:: Directions ::
Copy the lines holding the word "David", all of them.

:: Records supplied ::

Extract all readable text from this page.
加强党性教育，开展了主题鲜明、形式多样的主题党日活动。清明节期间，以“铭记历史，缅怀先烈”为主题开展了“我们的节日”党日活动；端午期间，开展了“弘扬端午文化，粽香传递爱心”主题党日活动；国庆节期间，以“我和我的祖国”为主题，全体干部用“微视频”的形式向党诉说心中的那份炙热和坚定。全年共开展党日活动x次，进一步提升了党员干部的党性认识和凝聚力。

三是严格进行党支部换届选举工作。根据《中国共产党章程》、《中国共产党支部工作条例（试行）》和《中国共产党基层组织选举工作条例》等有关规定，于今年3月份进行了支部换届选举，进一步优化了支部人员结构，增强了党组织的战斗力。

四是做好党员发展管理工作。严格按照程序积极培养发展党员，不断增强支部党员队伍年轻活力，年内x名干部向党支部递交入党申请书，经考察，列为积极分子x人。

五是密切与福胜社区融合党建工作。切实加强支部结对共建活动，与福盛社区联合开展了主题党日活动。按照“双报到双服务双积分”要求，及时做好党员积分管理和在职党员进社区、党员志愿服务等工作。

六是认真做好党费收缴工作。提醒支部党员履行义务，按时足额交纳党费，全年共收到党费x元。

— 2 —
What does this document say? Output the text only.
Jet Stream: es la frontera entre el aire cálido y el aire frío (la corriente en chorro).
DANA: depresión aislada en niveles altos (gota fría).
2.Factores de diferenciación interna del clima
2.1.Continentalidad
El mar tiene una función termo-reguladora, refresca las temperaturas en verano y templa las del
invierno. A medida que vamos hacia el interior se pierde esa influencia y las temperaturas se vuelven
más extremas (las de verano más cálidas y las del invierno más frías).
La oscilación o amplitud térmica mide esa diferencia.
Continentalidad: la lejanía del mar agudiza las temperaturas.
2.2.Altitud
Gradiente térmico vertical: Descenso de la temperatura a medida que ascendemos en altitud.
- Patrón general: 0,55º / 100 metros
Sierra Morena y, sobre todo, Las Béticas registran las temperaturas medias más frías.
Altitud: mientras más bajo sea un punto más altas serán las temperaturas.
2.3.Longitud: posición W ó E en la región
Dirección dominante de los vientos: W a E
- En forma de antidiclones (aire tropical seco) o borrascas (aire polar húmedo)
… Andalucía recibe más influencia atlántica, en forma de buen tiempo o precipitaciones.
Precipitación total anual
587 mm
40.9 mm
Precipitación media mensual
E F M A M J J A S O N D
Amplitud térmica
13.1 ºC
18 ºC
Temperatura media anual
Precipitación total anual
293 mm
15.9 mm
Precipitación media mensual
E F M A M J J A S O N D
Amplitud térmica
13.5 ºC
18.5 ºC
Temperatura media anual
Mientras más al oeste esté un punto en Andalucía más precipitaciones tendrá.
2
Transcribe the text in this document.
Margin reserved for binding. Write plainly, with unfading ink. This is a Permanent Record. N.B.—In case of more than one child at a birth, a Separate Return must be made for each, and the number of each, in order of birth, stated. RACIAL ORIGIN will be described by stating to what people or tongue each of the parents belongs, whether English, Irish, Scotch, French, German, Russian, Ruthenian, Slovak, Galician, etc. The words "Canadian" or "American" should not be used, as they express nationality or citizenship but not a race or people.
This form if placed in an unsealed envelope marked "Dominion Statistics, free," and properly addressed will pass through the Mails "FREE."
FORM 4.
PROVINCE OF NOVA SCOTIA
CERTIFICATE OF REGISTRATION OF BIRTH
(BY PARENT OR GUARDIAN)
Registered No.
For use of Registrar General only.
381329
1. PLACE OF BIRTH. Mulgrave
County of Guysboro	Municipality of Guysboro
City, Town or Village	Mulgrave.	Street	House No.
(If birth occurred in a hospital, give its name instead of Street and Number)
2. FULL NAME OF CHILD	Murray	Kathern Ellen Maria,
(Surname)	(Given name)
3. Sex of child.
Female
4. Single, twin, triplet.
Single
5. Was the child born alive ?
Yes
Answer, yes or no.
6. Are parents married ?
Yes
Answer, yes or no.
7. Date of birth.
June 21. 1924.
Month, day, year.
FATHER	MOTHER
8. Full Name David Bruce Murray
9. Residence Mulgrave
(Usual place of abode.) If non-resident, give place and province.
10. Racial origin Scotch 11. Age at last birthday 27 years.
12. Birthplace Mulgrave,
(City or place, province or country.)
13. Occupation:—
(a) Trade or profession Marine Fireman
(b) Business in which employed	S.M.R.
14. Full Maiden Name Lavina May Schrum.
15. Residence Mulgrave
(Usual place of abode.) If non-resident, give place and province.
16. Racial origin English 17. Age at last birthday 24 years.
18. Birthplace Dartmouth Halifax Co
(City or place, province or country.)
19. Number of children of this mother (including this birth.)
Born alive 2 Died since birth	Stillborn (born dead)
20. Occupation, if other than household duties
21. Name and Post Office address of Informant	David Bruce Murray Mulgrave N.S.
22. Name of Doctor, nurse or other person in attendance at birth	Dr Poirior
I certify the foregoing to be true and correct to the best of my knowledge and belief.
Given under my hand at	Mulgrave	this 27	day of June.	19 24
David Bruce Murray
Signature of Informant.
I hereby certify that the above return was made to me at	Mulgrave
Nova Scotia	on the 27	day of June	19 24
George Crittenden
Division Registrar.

:: The output ::
8. Full Name David Bruce Murray
21. Name and Post Office address of Informant	David Bruce Murray Mulgrave N.S.
David Bruce Murray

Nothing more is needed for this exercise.